# [Dataset rows]
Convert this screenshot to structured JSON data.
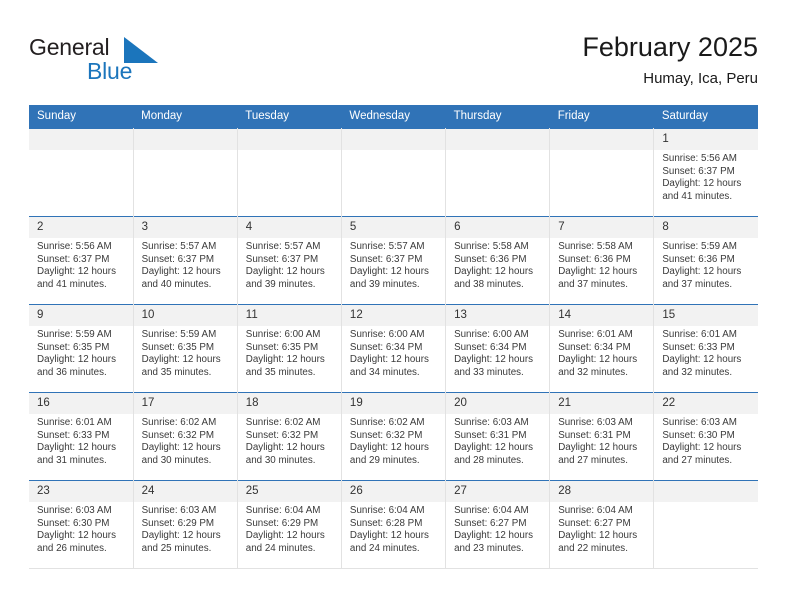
{
  "brand": {
    "name_part1": "General",
    "name_part2": "Blue",
    "logo_icon": "triangle-flag-icon",
    "colors": {
      "blue": "#1b75bc",
      "dark": "#231f20"
    }
  },
  "header": {
    "title": "February 2025",
    "location": "Humay, Ica, Peru"
  },
  "colors": {
    "header_band": "#3073b7",
    "daynum_band": "#f2f2f2",
    "cell_border": "#e2e2e2"
  },
  "weekdays": [
    "Sunday",
    "Monday",
    "Tuesday",
    "Wednesday",
    "Thursday",
    "Friday",
    "Saturday"
  ],
  "labels": {
    "sunrise_prefix": "Sunrise:",
    "sunset_prefix": "Sunset:",
    "daylight_prefix": "Daylight:"
  },
  "weeks": [
    [
      {
        "blank": true,
        "day": ""
      },
      {
        "blank": true,
        "day": ""
      },
      {
        "blank": true,
        "day": ""
      },
      {
        "blank": true,
        "day": ""
      },
      {
        "blank": true,
        "day": ""
      },
      {
        "blank": true,
        "day": ""
      },
      {
        "blank": false,
        "day": "1",
        "sunrise": "Sunrise: 5:56 AM",
        "sunset": "Sunset: 6:37 PM",
        "daylight": "Daylight: 12 hours and 41 minutes."
      }
    ],
    [
      {
        "blank": false,
        "day": "2",
        "sunrise": "Sunrise: 5:56 AM",
        "sunset": "Sunset: 6:37 PM",
        "daylight": "Daylight: 12 hours and 41 minutes."
      },
      {
        "blank": false,
        "day": "3",
        "sunrise": "Sunrise: 5:57 AM",
        "sunset": "Sunset: 6:37 PM",
        "daylight": "Daylight: 12 hours and 40 minutes."
      },
      {
        "blank": false,
        "day": "4",
        "sunrise": "Sunrise: 5:57 AM",
        "sunset": "Sunset: 6:37 PM",
        "daylight": "Daylight: 12 hours and 39 minutes."
      },
      {
        "blank": false,
        "day": "5",
        "sunrise": "Sunrise: 5:57 AM",
        "sunset": "Sunset: 6:37 PM",
        "daylight": "Daylight: 12 hours and 39 minutes."
      },
      {
        "blank": false,
        "day": "6",
        "sunrise": "Sunrise: 5:58 AM",
        "sunset": "Sunset: 6:36 PM",
        "daylight": "Daylight: 12 hours and 38 minutes."
      },
      {
        "blank": false,
        "day": "7",
        "sunrise": "Sunrise: 5:58 AM",
        "sunset": "Sunset: 6:36 PM",
        "daylight": "Daylight: 12 hours and 37 minutes."
      },
      {
        "blank": false,
        "day": "8",
        "sunrise": "Sunrise: 5:59 AM",
        "sunset": "Sunset: 6:36 PM",
        "daylight": "Daylight: 12 hours and 37 minutes."
      }
    ],
    [
      {
        "blank": false,
        "day": "9",
        "sunrise": "Sunrise: 5:59 AM",
        "sunset": "Sunset: 6:35 PM",
        "daylight": "Daylight: 12 hours and 36 minutes."
      },
      {
        "blank": false,
        "day": "10",
        "sunrise": "Sunrise: 5:59 AM",
        "sunset": "Sunset: 6:35 PM",
        "daylight": "Daylight: 12 hours and 35 minutes."
      },
      {
        "blank": false,
        "day": "11",
        "sunrise": "Sunrise: 6:00 AM",
        "sunset": "Sunset: 6:35 PM",
        "daylight": "Daylight: 12 hours and 35 minutes."
      },
      {
        "blank": false,
        "day": "12",
        "sunrise": "Sunrise: 6:00 AM",
        "sunset": "Sunset: 6:34 PM",
        "daylight": "Daylight: 12 hours and 34 minutes."
      },
      {
        "blank": false,
        "day": "13",
        "sunrise": "Sunrise: 6:00 AM",
        "sunset": "Sunset: 6:34 PM",
        "daylight": "Daylight: 12 hours and 33 minutes."
      },
      {
        "blank": false,
        "day": "14",
        "sunrise": "Sunrise: 6:01 AM",
        "sunset": "Sunset: 6:34 PM",
        "daylight": "Daylight: 12 hours and 32 minutes."
      },
      {
        "blank": false,
        "day": "15",
        "sunrise": "Sunrise: 6:01 AM",
        "sunset": "Sunset: 6:33 PM",
        "daylight": "Daylight: 12 hours and 32 minutes."
      }
    ],
    [
      {
        "blank": false,
        "day": "16",
        "sunrise": "Sunrise: 6:01 AM",
        "sunset": "Sunset: 6:33 PM",
        "daylight": "Daylight: 12 hours and 31 minutes."
      },
      {
        "blank": false,
        "day": "17",
        "sunrise": "Sunrise: 6:02 AM",
        "sunset": "Sunset: 6:32 PM",
        "daylight": "Daylight: 12 hours and 30 minutes."
      },
      {
        "blank": false,
        "day": "18",
        "sunrise": "Sunrise: 6:02 AM",
        "sunset": "Sunset: 6:32 PM",
        "daylight": "Daylight: 12 hours and 30 minutes."
      },
      {
        "blank": false,
        "day": "19",
        "sunrise": "Sunrise: 6:02 AM",
        "sunset": "Sunset: 6:32 PM",
        "daylight": "Daylight: 12 hours and 29 minutes."
      },
      {
        "blank": false,
        "day": "20",
        "sunrise": "Sunrise: 6:03 AM",
        "sunset": "Sunset: 6:31 PM",
        "daylight": "Daylight: 12 hours and 28 minutes."
      },
      {
        "blank": false,
        "day": "21",
        "sunrise": "Sunrise: 6:03 AM",
        "sunset": "Sunset: 6:31 PM",
        "daylight": "Daylight: 12 hours and 27 minutes."
      },
      {
        "blank": false,
        "day": "22",
        "sunrise": "Sunrise: 6:03 AM",
        "sunset": "Sunset: 6:30 PM",
        "daylight": "Daylight: 12 hours and 27 minutes."
      }
    ],
    [
      {
        "blank": false,
        "day": "23",
        "sunrise": "Sunrise: 6:03 AM",
        "sunset": "Sunset: 6:30 PM",
        "daylight": "Daylight: 12 hours and 26 minutes."
      },
      {
        "blank": false,
        "day": "24",
        "sunrise": "Sunrise: 6:03 AM",
        "sunset": "Sunset: 6:29 PM",
        "daylight": "Daylight: 12 hours and 25 minutes."
      },
      {
        "blank": false,
        "day": "25",
        "sunrise": "Sunrise: 6:04 AM",
        "sunset": "Sunset: 6:29 PM",
        "daylight": "Daylight: 12 hours and 24 minutes."
      },
      {
        "blank": false,
        "day": "26",
        "sunrise": "Sunrise: 6:04 AM",
        "sunset": "Sunset: 6:28 PM",
        "daylight": "Daylight: 12 hours and 24 minutes."
      },
      {
        "blank": false,
        "day": "27",
        "sunrise": "Sunrise: 6:04 AM",
        "sunset": "Sunset: 6:27 PM",
        "daylight": "Daylight: 12 hours and 23 minutes."
      },
      {
        "blank": false,
        "day": "28",
        "sunrise": "Sunrise: 6:04 AM",
        "sunset": "Sunset: 6:27 PM",
        "daylight": "Daylight: 12 hours and 22 minutes."
      },
      {
        "blank": true,
        "day": ""
      }
    ]
  ]
}
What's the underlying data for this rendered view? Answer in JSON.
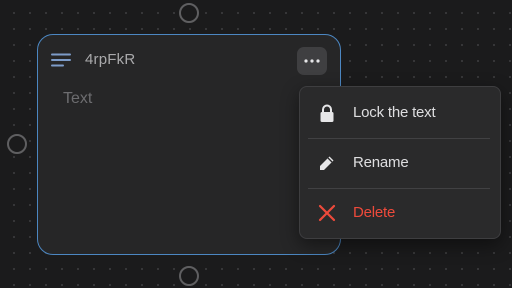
{
  "node": {
    "title": "4rpFkR",
    "placeholder_text": "Text",
    "icon": "text-lines-icon",
    "more_icon": "more-horizontal-icon",
    "border_color": "#4c87c2"
  },
  "context_menu": {
    "items": [
      {
        "label": "Lock the text",
        "icon": "lock-icon",
        "danger": false
      },
      {
        "label": "Rename",
        "icon": "pencil-icon",
        "danger": false
      },
      {
        "label": "Delete",
        "icon": "close-x-icon",
        "danger": true
      }
    ],
    "danger_color": "#ee4a3b"
  }
}
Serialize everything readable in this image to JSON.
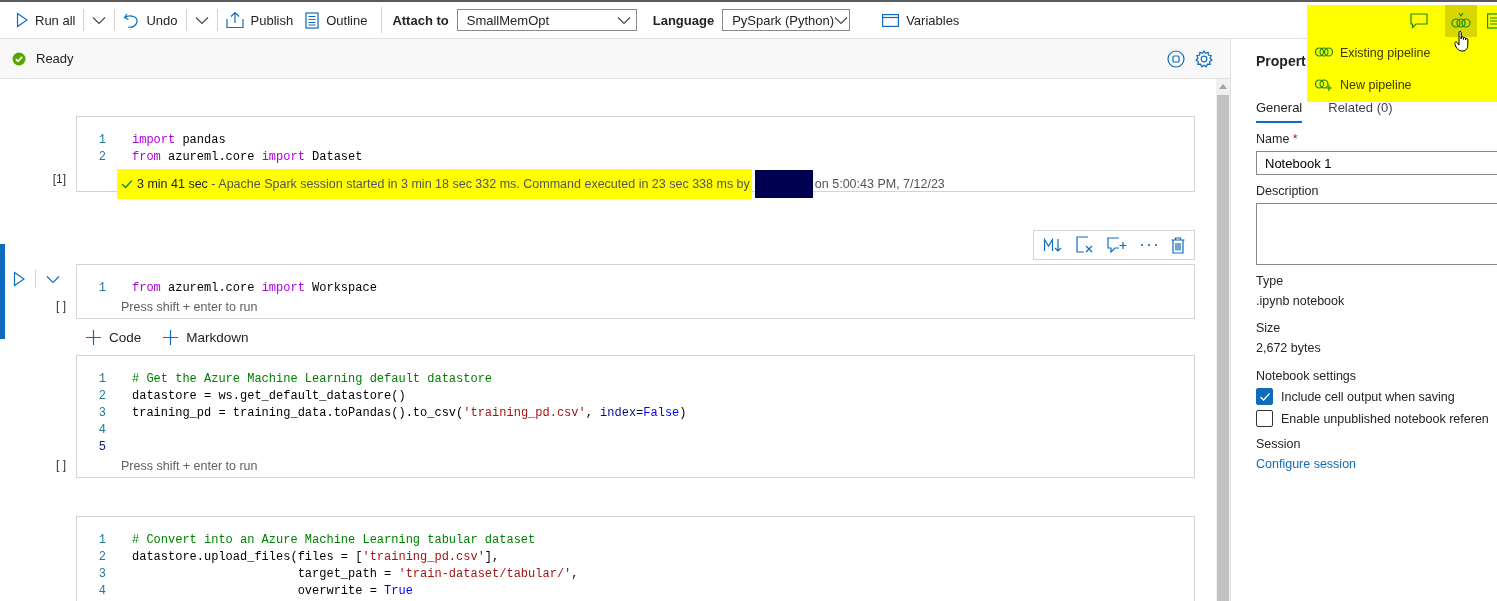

# [Required work]
Omit the pictures, then quote the rest of the material above exactly.

# [Final result]
Convert this screenshot to structured JSON data.
{
  "brand": {
    "name_part1": "General",
    "name_part2": "Blue",
    "logo_icon": "triangle-flag-icon",
    "colors": {
      "blue": "#1b75bc",
      "dark": "#231f20"
    }
  },
  "header": {
    "title": "February 2025",
    "location": "Humay, Ica, Peru"
  },
  "colors": {
    "header_band": "#3073b7",
    "daynum_band": "#f2f2f2",
    "cell_border": "#e2e2e2"
  },
  "weekdays": [
    "Sunday",
    "Monday",
    "Tuesday",
    "Wednesday",
    "Thursday",
    "Friday",
    "Saturday"
  ],
  "labels": {
    "sunrise_prefix": "Sunrise:",
    "sunset_prefix": "Sunset:",
    "daylight_prefix": "Daylight:"
  },
  "weeks": [
    [
      {
        "blank": true,
        "day": ""
      },
      {
        "blank": true,
        "day": ""
      },
      {
        "blank": true,
        "day": ""
      },
      {
        "blank": true,
        "day": ""
      },
      {
        "blank": true,
        "day": ""
      },
      {
        "blank": true,
        "day": ""
      },
      {
        "blank": false,
        "day": "1",
        "sunrise": "Sunrise: 5:56 AM",
        "sunset": "Sunset: 6:37 PM",
        "daylight": "Daylight: 12 hours and 41 minutes."
      }
    ],
    [
      {
        "blank": false,
        "day": "2",
        "sunrise": "Sunrise: 5:56 AM",
        "sunset": "Sunset: 6:37 PM",
        "daylight": "Daylight: 12 hours and 41 minutes."
      },
      {
        "blank": false,
        "day": "3",
        "sunrise": "Sunrise: 5:57 AM",
        "sunset": "Sunset: 6:37 PM",
        "daylight": "Daylight: 12 hours and 40 minutes."
      },
      {
        "blank": false,
        "day": "4",
        "sunrise": "Sunrise: 5:57 AM",
        "sunset": "Sunset: 6:37 PM",
        "daylight": "Daylight: 12 hours and 39 minutes."
      },
      {
        "blank": false,
        "day": "5",
        "sunrise": "Sunrise: 5:57 AM",
        "sunset": "Sunset: 6:37 PM",
        "daylight": "Daylight: 12 hours and 39 minutes."
      },
      {
        "blank": false,
        "day": "6",
        "sunrise": "Sunrise: 5:58 AM",
        "sunset": "Sunset: 6:36 PM",
        "daylight": "Daylight: 12 hours and 38 minutes."
      },
      {
        "blank": false,
        "day": "7",
        "sunrise": "Sunrise: 5:58 AM",
        "sunset": "Sunset: 6:36 PM",
        "daylight": "Daylight: 12 hours and 37 minutes."
      },
      {
        "blank": false,
        "day": "8",
        "sunrise": "Sunrise: 5:59 AM",
        "sunset": "Sunset: 6:36 PM",
        "daylight": "Daylight: 12 hours and 37 minutes."
      }
    ],
    [
      {
        "blank": false,
        "day": "9",
        "sunrise": "Sunrise: 5:59 AM",
        "sunset": "Sunset: 6:35 PM",
        "daylight": "Daylight: 12 hours and 36 minutes."
      },
      {
        "blank": false,
        "day": "10",
        "sunrise": "Sunrise: 5:59 AM",
        "sunset": "Sunset: 6:35 PM",
        "daylight": "Daylight: 12 hours and 35 minutes."
      },
      {
        "blank": false,
        "day": "11",
        "sunrise": "Sunrise: 6:00 AM",
        "sunset": "Sunset: 6:35 PM",
        "daylight": "Daylight: 12 hours and 35 minutes."
      },
      {
        "blank": false,
        "day": "12",
        "sunrise": "Sunrise: 6:00 AM",
        "sunset": "Sunset: 6:34 PM",
        "daylight": "Daylight: 12 hours and 34 minutes."
      },
      {
        "blank": false,
        "day": "13",
        "sunrise": "Sunrise: 6:00 AM",
        "sunset": "Sunset: 6:34 PM",
        "daylight": "Daylight: 12 hours and 33 minutes."
      },
      {
        "blank": false,
        "day": "14",
        "sunrise": "Sunrise: 6:01 AM",
        "sunset": "Sunset: 6:34 PM",
        "daylight": "Daylight: 12 hours and 32 minutes."
      },
      {
        "blank": false,
        "day": "15",
        "sunrise": "Sunrise: 6:01 AM",
        "sunset": "Sunset: 6:33 PM",
        "daylight": "Daylight: 12 hours and 32 minutes."
      }
    ],
    [
      {
        "blank": false,
        "day": "16",
        "sunrise": "Sunrise: 6:01 AM",
        "sunset": "Sunset: 6:33 PM",
        "daylight": "Daylight: 12 hours and 31 minutes."
      },
      {
        "blank": false,
        "day": "17",
        "sunrise": "Sunrise: 6:02 AM",
        "sunset": "Sunset: 6:32 PM",
        "daylight": "Daylight: 12 hours and 30 minutes."
      },
      {
        "blank": false,
        "day": "18",
        "sunrise": "Sunrise: 6:02 AM",
        "sunset": "Sunset: 6:32 PM",
        "daylight": "Daylight: 12 hours and 30 minutes."
      },
      {
        "blank": false,
        "day": "19",
        "sunrise": "Sunrise: 6:02 AM",
        "sunset": "Sunset: 6:32 PM",
        "daylight": "Daylight: 12 hours and 29 minutes."
      },
      {
        "blank": false,
        "day": "20",
        "sunrise": "Sunrise: 6:03 AM",
        "sunset": "Sunset: 6:31 PM",
        "daylight": "Daylight: 12 hours and 28 minutes."
      },
      {
        "blank": false,
        "day": "21",
        "sunrise": "Sunrise: 6:03 AM",
        "sunset": "Sunset: 6:31 PM",
        "daylight": "Daylight: 12 hours and 27 minutes."
      },
      {
        "blank": false,
        "day": "22",
        "sunrise": "Sunrise: 6:03 AM",
        "sunset": "Sunset: 6:30 PM",
        "daylight": "Daylight: 12 hours and 27 minutes."
      }
    ],
    [
      {
        "blank": false,
        "day": "23",
        "sunrise": "Sunrise: 6:03 AM",
        "sunset": "Sunset: 6:30 PM",
        "daylight": "Daylight: 12 hours and 26 minutes."
      },
      {
        "blank": false,
        "day": "24",
        "sunrise": "Sunrise: 6:03 AM",
        "sunset": "Sunset: 6:29 PM",
        "daylight": "Daylight: 12 hours and 25 minutes."
      },
      {
        "blank": false,
        "day": "25",
        "sunrise": "Sunrise: 6:04 AM",
        "sunset": "Sunset: 6:29 PM",
        "daylight": "Daylight: 12 hours and 24 minutes."
      },
      {
        "blank": false,
        "day": "26",
        "sunrise": "Sunrise: 6:04 AM",
        "sunset": "Sunset: 6:28 PM",
        "daylight": "Daylight: 12 hours and 24 minutes."
      },
      {
        "blank": false,
        "day": "27",
        "sunrise": "Sunrise: 6:04 AM",
        "sunset": "Sunset: 6:27 PM",
        "daylight": "Daylight: 12 hours and 23 minutes."
      },
      {
        "blank": false,
        "day": "28",
        "sunrise": "Sunrise: 6:04 AM",
        "sunset": "Sunset: 6:27 PM",
        "daylight": "Daylight: 12 hours and 22 minutes."
      },
      {
        "blank": true,
        "day": ""
      }
    ]
  ]
}
What's the underlying data for this rendered view? Answer in JSON.
{
  "node": {
    "title": "4rpFkR",
    "placeholder_text": "Text",
    "icon": "text-lines-icon",
    "more_icon": "more-horizontal-icon",
    "border_color": "#4c87c2"
  },
  "context_menu": {
    "items": [
      {
        "label": "Lock the text",
        "icon": "lock-icon",
        "danger": false
      },
      {
        "label": "Rename",
        "icon": "pencil-icon",
        "danger": false
      },
      {
        "label": "Delete",
        "icon": "close-x-icon",
        "danger": true
      }
    ],
    "danger_color": "#ee4a3b"
  }
}
Serialize everything readable in this image to JSON.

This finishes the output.